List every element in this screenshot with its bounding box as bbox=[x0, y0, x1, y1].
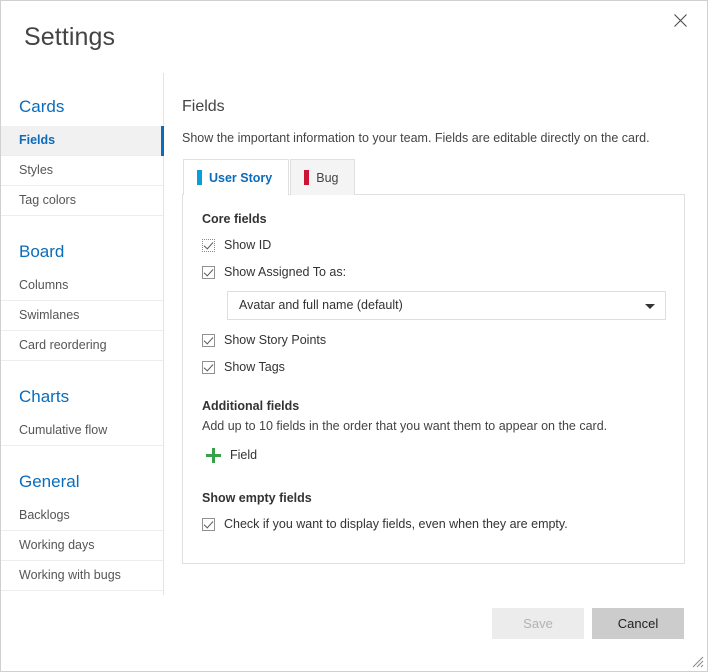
user-story-fields-panel: Core fields Show ID Show Assigned To as:… bbox=[182, 194, 685, 564]
sidebar-item-label: Styles bbox=[19, 163, 54, 177]
bug-color-swatch-icon bbox=[304, 170, 310, 185]
show-tags-row[interactable]: Show Tags bbox=[202, 359, 666, 376]
show-story-points-checkbox[interactable] bbox=[202, 334, 215, 347]
add-field-label: Field bbox=[230, 448, 258, 462]
core-fields-heading: Core fields bbox=[202, 212, 267, 226]
show-empty-fields-row[interactable]: Check if you want to display fields, eve… bbox=[202, 516, 666, 533]
sidebar-item-label: Swimlanes bbox=[19, 308, 80, 322]
plus-icon bbox=[206, 448, 221, 463]
sidebar-item-cumulative-flow[interactable]: Cumulative flow bbox=[1, 416, 163, 446]
nav-group-title: General bbox=[19, 472, 80, 491]
sidebar-item-label: Card reordering bbox=[19, 338, 107, 352]
chevron-down-icon bbox=[645, 303, 655, 309]
footer-button-group: Save Cancel bbox=[492, 608, 684, 639]
sidebar-item-working-with-bugs[interactable]: Working with bugs bbox=[1, 561, 163, 591]
sidebar-item-columns[interactable]: Columns bbox=[1, 271, 163, 301]
show-id-checkbox[interactable] bbox=[202, 239, 215, 252]
nav-group-board: Board Columns Swimlanes Card reordering bbox=[1, 238, 163, 361]
show-story-points-row[interactable]: Show Story Points bbox=[202, 332, 666, 349]
add-field-button[interactable]: Field bbox=[206, 447, 257, 464]
show-id-row[interactable]: Show ID bbox=[202, 237, 666, 254]
save-button[interactable]: Save bbox=[492, 608, 584, 639]
nav-group-title: Board bbox=[19, 242, 65, 261]
tab-label: Bug bbox=[316, 170, 339, 185]
show-id-label: Show ID bbox=[224, 238, 272, 252]
sidebar-item-label: Fields bbox=[19, 133, 56, 147]
page-title: Settings bbox=[24, 23, 116, 51]
additional-fields-description: Add up to 10 fields in the order that yo… bbox=[202, 419, 608, 433]
show-empty-fields-checkbox[interactable] bbox=[202, 518, 215, 531]
show-tags-label: Show Tags bbox=[224, 360, 285, 374]
show-story-points-label: Show Story Points bbox=[224, 333, 327, 347]
cancel-button[interactable]: Cancel bbox=[592, 608, 684, 639]
dialog-titlebar: Settings bbox=[1, 1, 707, 73]
nav-group-title: Cards bbox=[19, 97, 65, 116]
sidebar-item-card-reordering[interactable]: Card reordering bbox=[1, 331, 163, 361]
sidebar-item-label: Backlogs bbox=[19, 508, 70, 522]
tab-bug[interactable]: Bug bbox=[290, 159, 356, 195]
show-empty-fields-label: Check if you want to display fields, eve… bbox=[224, 517, 568, 531]
sidebar-item-tag-colors[interactable]: Tag colors bbox=[1, 186, 163, 216]
sidebar-item-backlogs[interactable]: Backlogs bbox=[1, 501, 163, 531]
sidebar-item-label: Cumulative flow bbox=[19, 423, 108, 437]
user-story-color-swatch-icon bbox=[197, 170, 202, 185]
additional-fields-heading: Additional fields bbox=[202, 399, 300, 413]
sidebar-item-label: Columns bbox=[19, 278, 69, 292]
assigned-to-display-select[interactable]: Avatar and full name (default) bbox=[227, 291, 666, 320]
sidebar-item-label: Working days bbox=[19, 538, 95, 552]
show-assigned-to-row[interactable]: Show Assigned To as: bbox=[202, 264, 666, 281]
sidebar-item-fields[interactable]: Fields bbox=[1, 126, 164, 156]
panel-description: Show the important information to your t… bbox=[182, 131, 650, 145]
sidebar-item-swimlanes[interactable]: Swimlanes bbox=[1, 301, 163, 331]
resize-grip-icon[interactable] bbox=[690, 654, 704, 668]
panel-title: Fields bbox=[182, 98, 225, 115]
settings-main-panel: Fields Show the important information to… bbox=[164, 73, 707, 595]
show-tags-checkbox[interactable] bbox=[202, 361, 215, 374]
sidebar-item-working-days[interactable]: Working days bbox=[1, 531, 163, 561]
dialog-content: Cards Fields Styles Tag colors Board Col… bbox=[1, 73, 707, 595]
tab-user-story[interactable]: User Story bbox=[183, 159, 290, 195]
sidebar-item-label: Working with bugs bbox=[19, 568, 121, 582]
nav-group-charts: Charts Cumulative flow bbox=[1, 383, 163, 446]
close-icon[interactable] bbox=[659, 3, 701, 37]
settings-dialog: Settings Cards Fields Styles Tag colors bbox=[0, 0, 708, 672]
nav-group-title: Charts bbox=[19, 387, 70, 406]
nav-group-cards: Cards Fields Styles Tag colors bbox=[1, 93, 164, 216]
work-item-type-tabs: User Story Bug bbox=[183, 159, 685, 195]
sidebar-item-styles[interactable]: Styles bbox=[1, 156, 163, 186]
show-empty-fields-heading: Show empty fields bbox=[202, 491, 312, 505]
show-assigned-to-label: Show Assigned To as: bbox=[224, 265, 347, 279]
show-assigned-to-checkbox[interactable] bbox=[202, 266, 215, 279]
dialog-footer: Save Cancel bbox=[1, 595, 707, 671]
tab-label: User Story bbox=[209, 170, 273, 185]
assigned-to-display-value: Avatar and full name (default) bbox=[239, 298, 403, 312]
settings-sidebar: Cards Fields Styles Tag colors Board Col… bbox=[1, 73, 164, 595]
nav-group-general: General Backlogs Working days Working wi… bbox=[1, 468, 163, 591]
sidebar-item-label: Tag colors bbox=[19, 193, 76, 207]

> _WRITTEN EXERCISE_:
Copy every line of the records above verbatim, omitting the pictures.

> _FULL RESPONSE_:
List every element in this screenshot with its bounding box as bbox=[x0, y0, x1, y1].
user-story-fields-panel: Core fields Show ID Show Assigned To as:… bbox=[182, 194, 685, 564]
sidebar-item-label: Styles bbox=[19, 163, 54, 177]
bug-color-swatch-icon bbox=[304, 170, 310, 185]
show-tags-row[interactable]: Show Tags bbox=[202, 359, 666, 376]
show-story-points-checkbox[interactable] bbox=[202, 334, 215, 347]
add-field-label: Field bbox=[230, 448, 258, 462]
core-fields-heading: Core fields bbox=[202, 212, 267, 226]
show-empty-fields-row[interactable]: Check if you want to display fields, eve… bbox=[202, 516, 666, 533]
sidebar-item-label: Swimlanes bbox=[19, 308, 80, 322]
plus-icon bbox=[206, 448, 221, 463]
sidebar-item-cumulative-flow[interactable]: Cumulative flow bbox=[1, 416, 163, 446]
nav-group-title: General bbox=[19, 472, 80, 491]
sidebar-item-label: Card reordering bbox=[19, 338, 107, 352]
chevron-down-icon bbox=[645, 303, 655, 309]
footer-button-group: Save Cancel bbox=[492, 608, 684, 639]
sidebar-item-working-with-bugs[interactable]: Working with bugs bbox=[1, 561, 163, 591]
sidebar-item-columns[interactable]: Columns bbox=[1, 271, 163, 301]
show-id-checkbox[interactable] bbox=[202, 239, 215, 252]
nav-group-board: Board Columns Swimlanes Card reordering bbox=[1, 238, 163, 361]
show-story-points-row[interactable]: Show Story Points bbox=[202, 332, 666, 349]
add-field-button[interactable]: Field bbox=[206, 447, 257, 464]
show-id-row[interactable]: Show ID bbox=[202, 237, 666, 254]
save-button[interactable]: Save bbox=[492, 608, 584, 639]
nav-group-title: Board bbox=[19, 242, 65, 261]
tab-label: Bug bbox=[316, 170, 339, 185]
show-id-label: Show ID bbox=[224, 238, 272, 252]
sidebar-item-label: Fields bbox=[19, 133, 56, 147]
page-title: Settings bbox=[24, 23, 116, 51]
additional-fields-description: Add up to 10 fields in the order that yo… bbox=[202, 419, 608, 433]
show-empty-fields-checkbox[interactable] bbox=[202, 518, 215, 531]
show-tags-label: Show Tags bbox=[224, 360, 285, 374]
show-story-points-label: Show Story Points bbox=[224, 333, 327, 347]
cancel-button[interactable]: Cancel bbox=[592, 608, 684, 639]
dialog-titlebar: Settings bbox=[1, 1, 707, 73]
nav-group-title: Cards bbox=[19, 97, 65, 116]
sidebar-item-card-reordering[interactable]: Card reordering bbox=[1, 331, 163, 361]
sidebar-item-label: Backlogs bbox=[19, 508, 70, 522]
tab-bug[interactable]: Bug bbox=[290, 159, 356, 195]
show-empty-fields-label: Check if you want to display fields, eve… bbox=[224, 517, 568, 531]
sidebar-item-tag-colors[interactable]: Tag colors bbox=[1, 186, 163, 216]
sidebar-item-backlogs[interactable]: Backlogs bbox=[1, 501, 163, 531]
sidebar-item-label: Cumulative flow bbox=[19, 423, 108, 437]
user-story-color-swatch-icon bbox=[197, 170, 202, 185]
additional-fields-heading: Additional fields bbox=[202, 399, 300, 413]
sidebar-item-label: Columns bbox=[19, 278, 69, 292]
assigned-to-display-select[interactable]: Avatar and full name (default) bbox=[227, 291, 666, 320]
sidebar-item-label: Working days bbox=[19, 538, 95, 552]
show-assigned-to-row[interactable]: Show Assigned To as: bbox=[202, 264, 666, 281]
sidebar-item-fields[interactable]: Fields bbox=[1, 126, 164, 156]
panel-description: Show the important information to your t… bbox=[182, 131, 650, 145]
sidebar-item-swimlanes[interactable]: Swimlanes bbox=[1, 301, 163, 331]
resize-grip-icon[interactable] bbox=[690, 654, 704, 668]
panel-title: Fields bbox=[182, 98, 225, 115]
settings-main-panel: Fields Show the important information to… bbox=[164, 73, 707, 595]
show-tags-checkbox[interactable] bbox=[202, 361, 215, 374]
sidebar-item-working-days[interactable]: Working days bbox=[1, 531, 163, 561]
dialog-content: Cards Fields Styles Tag colors Board Col… bbox=[1, 73, 707, 595]
tab-user-story[interactable]: User Story bbox=[183, 159, 290, 195]
sidebar-item-label: Working with bugs bbox=[19, 568, 121, 582]
nav-group-charts: Charts Cumulative flow bbox=[1, 383, 163, 446]
close-icon[interactable] bbox=[659, 3, 701, 37]
settings-dialog: Settings Cards Fields Styles Tag colors bbox=[0, 0, 708, 672]
nav-group-title: Charts bbox=[19, 387, 70, 406]
nav-group-cards: Cards Fields Styles Tag colors bbox=[1, 93, 164, 216]
work-item-type-tabs: User Story Bug bbox=[183, 159, 685, 195]
sidebar-item-styles[interactable]: Styles bbox=[1, 156, 163, 186]
show-empty-fields-heading: Show empty fields bbox=[202, 491, 312, 505]
show-assigned-to-label: Show Assigned To as: bbox=[224, 265, 347, 279]
show-assigned-to-checkbox[interactable] bbox=[202, 266, 215, 279]
dialog-footer: Save Cancel bbox=[1, 595, 707, 671]
tab-label: User Story bbox=[209, 170, 273, 185]
assigned-to-display-value: Avatar and full name (default) bbox=[239, 298, 403, 312]
settings-sidebar: Cards Fields Styles Tag colors Board Col… bbox=[1, 73, 164, 595]
nav-group-general: General Backlogs Working days Working wi… bbox=[1, 468, 163, 591]
sidebar-item-label: Tag colors bbox=[19, 193, 76, 207]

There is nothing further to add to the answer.